» **What is being asked**
In the entries below, find the lines with the word "propagated" and copy them.

(Stored records)
####

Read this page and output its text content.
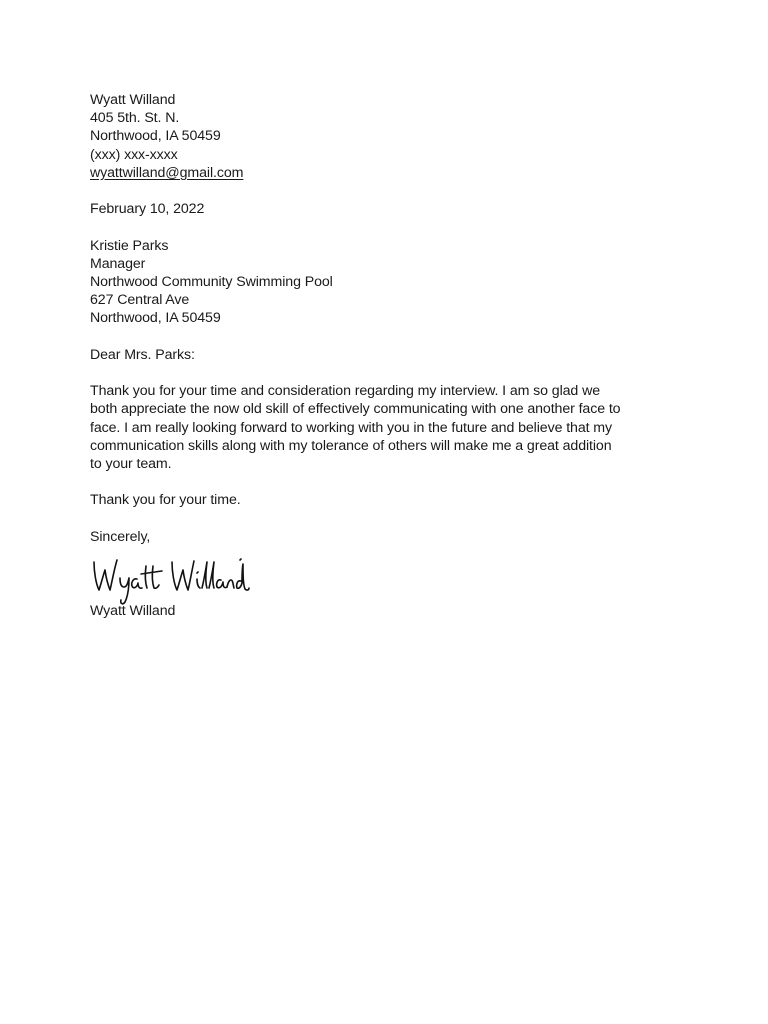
Wyatt Willand
405 5th. St. N.
Northwood, IA 50459
(xxx) xxx-xxxx
wyattwilland@gmail.com
February 10, 2022
Kristie Parks
Manager
Northwood Community Swimming Pool
627 Central Ave
Northwood, IA 50459
Dear Mrs. Parks:
Thank you for your time and consideration regarding my interview. I am so glad we
both appreciate the now old skill of effectively communicating with one another face to
face. I am really looking forward to working with you in the future and believe that my
communication skills along with my tolerance of others will make me a great addition
to your team.
Thank you for your time.
Sincerely,
Wyatt Willand
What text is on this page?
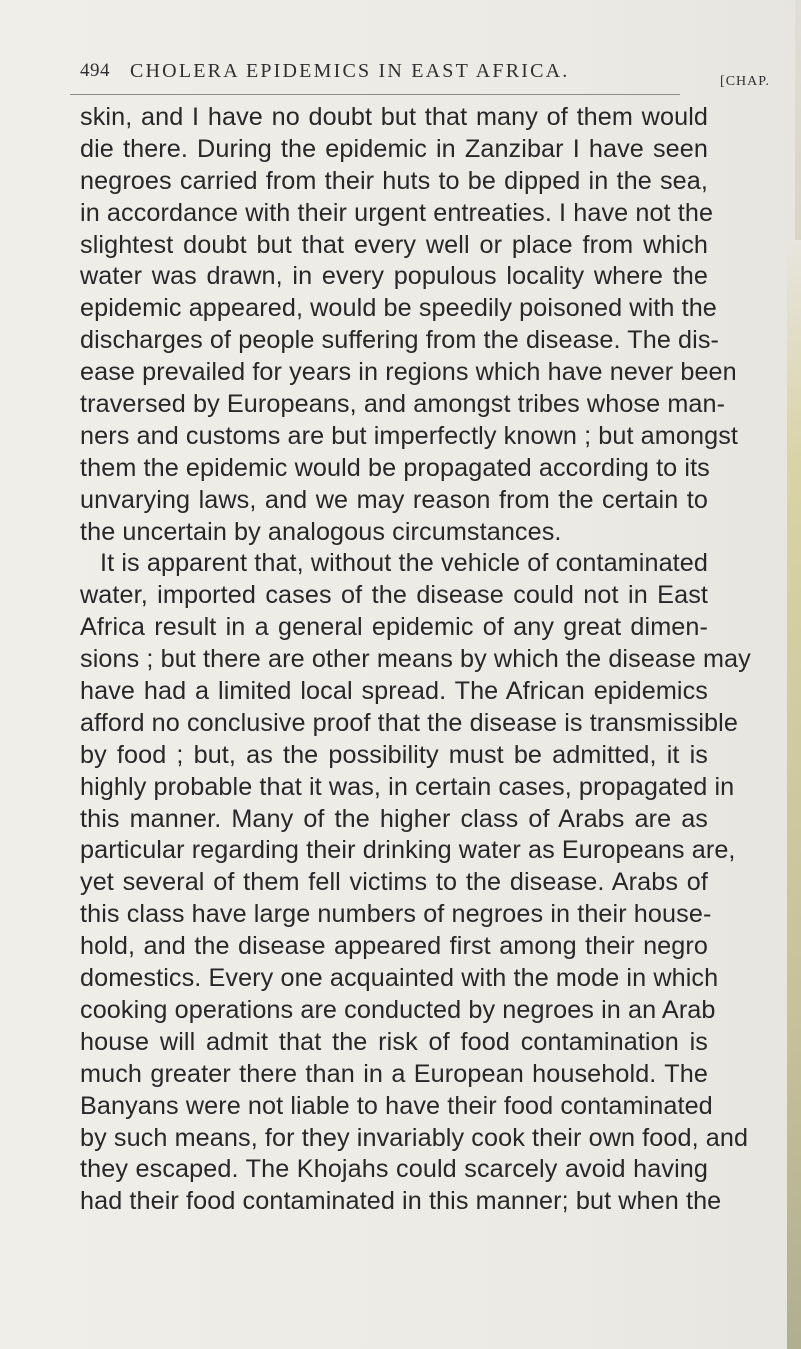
494 CHOLERA EPIDEMICS IN EAST AFRICA.	[CHAP.
skin, and I have no doubt but that many of them would
die there. During the epidemic in Zanzibar I have seen
negroes carried from their huts to be dipped in the sea,
in accordance with their urgent entreaties. I have not the
slightest doubt but that every well or place from which
water was drawn, in every populous locality where the
epidemic appeared, would be speedily poisoned with the
discharges of people suffering from the disease. The dis-
ease prevailed for years in regions which have never been
traversed by Europeans, and amongst tribes whose man-
ners and customs are but imperfectly known ; but amongst
them the epidemic would be propagated according to its
unvarying laws, and we may reason from the certain to
the uncertain by analogous circumstances.
It is apparent that, without the vehicle of contaminated
water, imported cases of the disease could not in East
Africa result in a general epidemic of any great dimen-
sions ; but there are other means by which the disease may
have had a limited local spread. The African epidemics
afford no conclusive proof that the disease is transmissible
by food ; but, as the possibility must be admitted, it is
highly probable that it was, in certain cases, propagated in
this manner. Many of the higher class of Arabs are as
particular regarding their drinking water as Europeans are,
yet several of them fell victims to the disease. Arabs of
this class have large numbers of negroes in their house-
hold, and the disease appeared first among their negro
domestics. Every one acquainted with the mode in which
cooking operations are conducted by negroes in an Arab
house will admit that the risk of food contamination is
much greater there than in a European household. The
Banyans were not liable to have their food contaminated
by such means, for they invariably cook their own food, and
they escaped. The Khojahs could scarcely avoid having
had their food contaminated in this manner; but when the
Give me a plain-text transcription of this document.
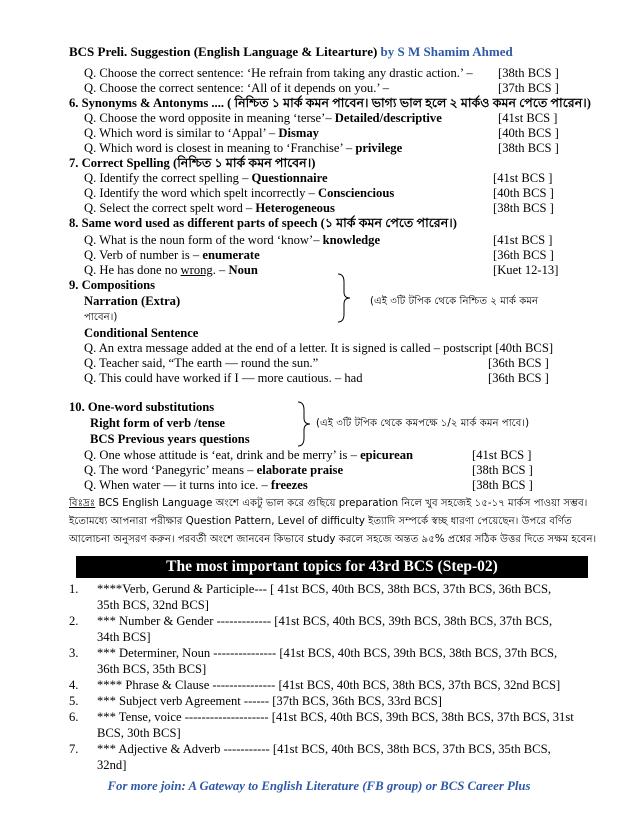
BCS Preli. Suggestion (English Language & Litearture) by S M Shamim Ahmed
Q. Choose the correct sentence: ‘He refrain from taking any drastic action.’ – [38th BCS ]
Q. Choose the correct sentence: ‘All of it depends on you.’ –	[37th BCS ]
6. Synonyms & Antonyms .... ( নিশ্চিত ১ মার্ক কমন পাবেন। ভাগ্য ভাল হলে ২ মার্কও কমন পেতে পারেন।)
Q. Choose the word opposite in meaning ‘terse’– Detailed/descriptive	[41st BCS ]
Q. Which word is similar to ‘Appal’ – Dismay	[40th BCS ]
Q. Which word is closest in meaning to ‘Franchise’ – privilege	[38th BCS ]
7. Correct Spelling (নিশ্চিত ১ মার্ক কমন পাবেন।)
Q. Identify the correct spelling – Questionnaire	[41st BCS ]
Q. Identify the word which spelt incorrectly – Consciencious	[40th BCS ]
Q. Select the correct spelt word – Heterogeneous	[38th BCS ]
8. Same word used as different parts of speech (১ মার্ক কমন পেতে পারেন।)
Q. What is the noun form of the word ‘know’– knowledge	[41st BCS ]
Q. Verb of number is – enumerate	[36th BCS ]
Q. He has done no wrong. – Noun	[Kuet 12-13]
9. Compositions
Narration (Extra)	(এই ৩টি টপিক থেকে নিশ্চিত ২ মার্ক কমন
পাবেন।)
Conditional Sentence
Q. An extra message added at the end of a letter. It is signed is called – postscript [40th BCS]
Q. Teacher said, “The earth — round the sun.”	[36th BCS ]
Q. This could have worked if I — more cautious. – had	[36th BCS ]
10. One-word substitutions
Right form of verb /tense
BCS Previous years questions
(এই ৩টি টপিক থেকে কমপক্ষে ১/২ মার্ক কমন পাবে।)
Q. One whose attitude is ‘eat, drink and be merry’ is – epicurean	[41st BCS ]
Q. The word ‘Panegyric’ means – elaborate praise	[38th BCS ]
Q. When water — it turns into ice. – freezes	[38th BCS ]
বিঃদ্রঃ BCS English Language অংশে একটু ভাল করে গুছিয়ে preparation নিলে খুব সহজেই ১৫-১৭ মার্কস পাওয়া সম্ভব।
ইতোমধ্যে আপনারা পরীক্ষার Question Pattern, Level of difficulty ইত্যাদি সম্পর্কে স্বচ্ছ ধারণা পেয়েছেন। উপরে বর্ণিত
আলোচনা অনুসরণ করুন। পরবর্তী অংশে জানবেন কিভাবে study করলে সহজে অন্তত ৯৫% প্রশ্নের সঠিক উত্তর দিতে সক্ষম হবেন।
The most important topics for 43rd BCS (Step-02)
1. ****Verb, Gerund & Participle--- [ 41st BCS, 40th BCS, 38th BCS, 37th BCS, 36th BCS,
35th BCS, 32nd BCS]
2. *** Number & Gender ------------- [41st BCS, 40th BCS, 39th BCS, 38th BCS, 37th BCS,
34th BCS]
3. *** Determiner, Noun --------------- [41st BCS, 40th BCS, 39th BCS, 38th BCS, 37th BCS,
36th BCS, 35th BCS]
4. **** Phrase & Clause --------------- [41st BCS, 40th BCS, 38th BCS, 37th BCS, 32nd BCS]
5. *** Subject verb Agreement ------ [37th BCS, 36th BCS, 33rd BCS]
6. *** Tense, voice -------------------- [41st BCS, 40th BCS, 39th BCS, 38th BCS, 37th BCS, 31st
BCS, 30th BCS]
7. *** Adjective & Adverb ----------- [41st BCS, 40th BCS, 38th BCS, 37th BCS, 35th BCS,
32nd]
For more join: A Gateway to English Literature (FB group) or BCS Career Plus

####

» **Written solution**
them the epidemic would be propagated according to its
highly probable that it was, in certain cases, propagated in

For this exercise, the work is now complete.